## [Goal]
Give the listing below again in full, exactly as written.

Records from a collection
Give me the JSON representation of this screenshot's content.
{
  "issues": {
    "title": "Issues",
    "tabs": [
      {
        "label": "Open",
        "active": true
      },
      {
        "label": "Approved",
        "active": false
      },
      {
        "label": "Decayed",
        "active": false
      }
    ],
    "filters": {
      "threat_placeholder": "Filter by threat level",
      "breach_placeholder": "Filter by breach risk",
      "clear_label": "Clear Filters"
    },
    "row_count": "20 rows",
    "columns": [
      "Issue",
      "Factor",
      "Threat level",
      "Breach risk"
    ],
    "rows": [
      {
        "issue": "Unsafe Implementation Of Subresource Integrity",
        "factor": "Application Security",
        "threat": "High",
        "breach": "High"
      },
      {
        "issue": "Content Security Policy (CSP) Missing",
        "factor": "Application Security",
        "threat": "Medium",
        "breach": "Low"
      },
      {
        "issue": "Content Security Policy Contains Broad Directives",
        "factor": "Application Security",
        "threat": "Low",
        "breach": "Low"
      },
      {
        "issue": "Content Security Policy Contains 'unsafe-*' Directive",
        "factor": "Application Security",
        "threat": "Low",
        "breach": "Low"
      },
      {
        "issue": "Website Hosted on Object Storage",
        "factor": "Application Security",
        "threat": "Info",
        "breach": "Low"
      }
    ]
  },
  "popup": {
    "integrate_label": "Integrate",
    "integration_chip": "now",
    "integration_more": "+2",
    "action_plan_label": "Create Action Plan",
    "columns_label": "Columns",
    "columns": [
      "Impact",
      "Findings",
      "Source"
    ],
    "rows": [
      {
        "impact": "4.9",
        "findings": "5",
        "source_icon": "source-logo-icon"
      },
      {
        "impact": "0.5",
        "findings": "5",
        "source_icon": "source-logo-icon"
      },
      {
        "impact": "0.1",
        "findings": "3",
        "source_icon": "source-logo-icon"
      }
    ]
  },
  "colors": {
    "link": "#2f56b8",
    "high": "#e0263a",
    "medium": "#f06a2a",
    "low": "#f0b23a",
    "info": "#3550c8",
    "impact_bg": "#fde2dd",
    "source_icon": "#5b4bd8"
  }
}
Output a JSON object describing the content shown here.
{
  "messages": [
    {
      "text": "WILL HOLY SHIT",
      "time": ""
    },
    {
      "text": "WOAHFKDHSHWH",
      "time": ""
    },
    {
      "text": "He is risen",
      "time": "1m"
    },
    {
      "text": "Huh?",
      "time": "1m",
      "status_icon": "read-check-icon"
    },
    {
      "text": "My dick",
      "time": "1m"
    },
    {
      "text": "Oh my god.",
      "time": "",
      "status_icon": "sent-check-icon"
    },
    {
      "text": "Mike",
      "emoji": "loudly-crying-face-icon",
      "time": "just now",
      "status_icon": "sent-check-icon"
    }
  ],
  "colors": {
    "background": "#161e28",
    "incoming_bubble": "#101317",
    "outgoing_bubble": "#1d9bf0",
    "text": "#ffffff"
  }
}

## [Solution for this problem]
Give me the JSON representation of this screenshot's content.
{
  "issues": {
    "title": "Issues",
    "tabs": [
      {
        "label": "Open",
        "active": true
      },
      {
        "label": "Approved",
        "active": false
      },
      {
        "label": "Decayed",
        "active": false
      }
    ],
    "filters": {
      "threat_placeholder": "Filter by threat level",
      "breach_placeholder": "Filter by breach risk",
      "clear_label": "Clear Filters"
    },
    "row_count": "20 rows",
    "columns": [
      "Issue",
      "Factor",
      "Threat level",
      "Breach risk"
    ],
    "rows": [
      {
        "issue": "Unsafe Implementation Of Subresource Integrity",
        "factor": "Application Security",
        "threat": "High",
        "breach": "High"
      },
      {
        "issue": "Content Security Policy (CSP) Missing",
        "factor": "Application Security",
        "threat": "Medium",
        "breach": "Low"
      },
      {
        "issue": "Content Security Policy Contains Broad Directives",
        "factor": "Application Security",
        "threat": "Low",
        "breach": "Low"
      },
      {
        "issue": "Content Security Policy Contains 'unsafe-*' Directive",
        "factor": "Application Security",
        "threat": "Low",
        "breach": "Low"
      },
      {
        "issue": "Website Hosted on Object Storage",
        "factor": "Application Security",
        "threat": "Info",
        "breach": "Low"
      }
    ]
  },
  "popup": {
    "integrate_label": "Integrate",
    "integration_chip": "now",
    "integration_more": "+2",
    "action_plan_label": "Create Action Plan",
    "columns_label": "Columns",
    "columns": [
      "Impact",
      "Findings",
      "Source"
    ],
    "rows": [
      {
        "impact": "4.9",
        "findings": "5",
        "source_icon": "source-logo-icon"
      },
      {
        "impact": "0.5",
        "findings": "5",
        "source_icon": "source-logo-icon"
      },
      {
        "impact": "0.1",
        "findings": "3",
        "source_icon": "source-logo-icon"
      }
    ]
  },
  "colors": {
    "link": "#2f56b8",
    "high": "#e0263a",
    "medium": "#f06a2a",
    "low": "#f0b23a",
    "info": "#3550c8",
    "impact_bg": "#fde2dd",
    "source_icon": "#5b4bd8"
  }
}
Output a JSON object describing the content shown here.
{
  "messages": [
    {
      "text": "WILL HOLY SHIT",
      "time": ""
    },
    {
      "text": "WOAHFKDHSHWH",
      "time": ""
    },
    {
      "text": "He is risen",
      "time": "1m"
    },
    {
      "text": "Huh?",
      "time": "1m",
      "status_icon": "read-check-icon"
    },
    {
      "text": "My dick",
      "time": "1m"
    },
    {
      "text": "Oh my god.",
      "time": "",
      "status_icon": "sent-check-icon"
    },
    {
      "text": "Mike",
      "emoji": "loudly-crying-face-icon",
      "time": "just now",
      "status_icon": "sent-check-icon"
    }
  ],
  "colors": {
    "background": "#161e28",
    "incoming_bubble": "#101317",
    "outgoing_bubble": "#1d9bf0",
    "text": "#ffffff"
  }
}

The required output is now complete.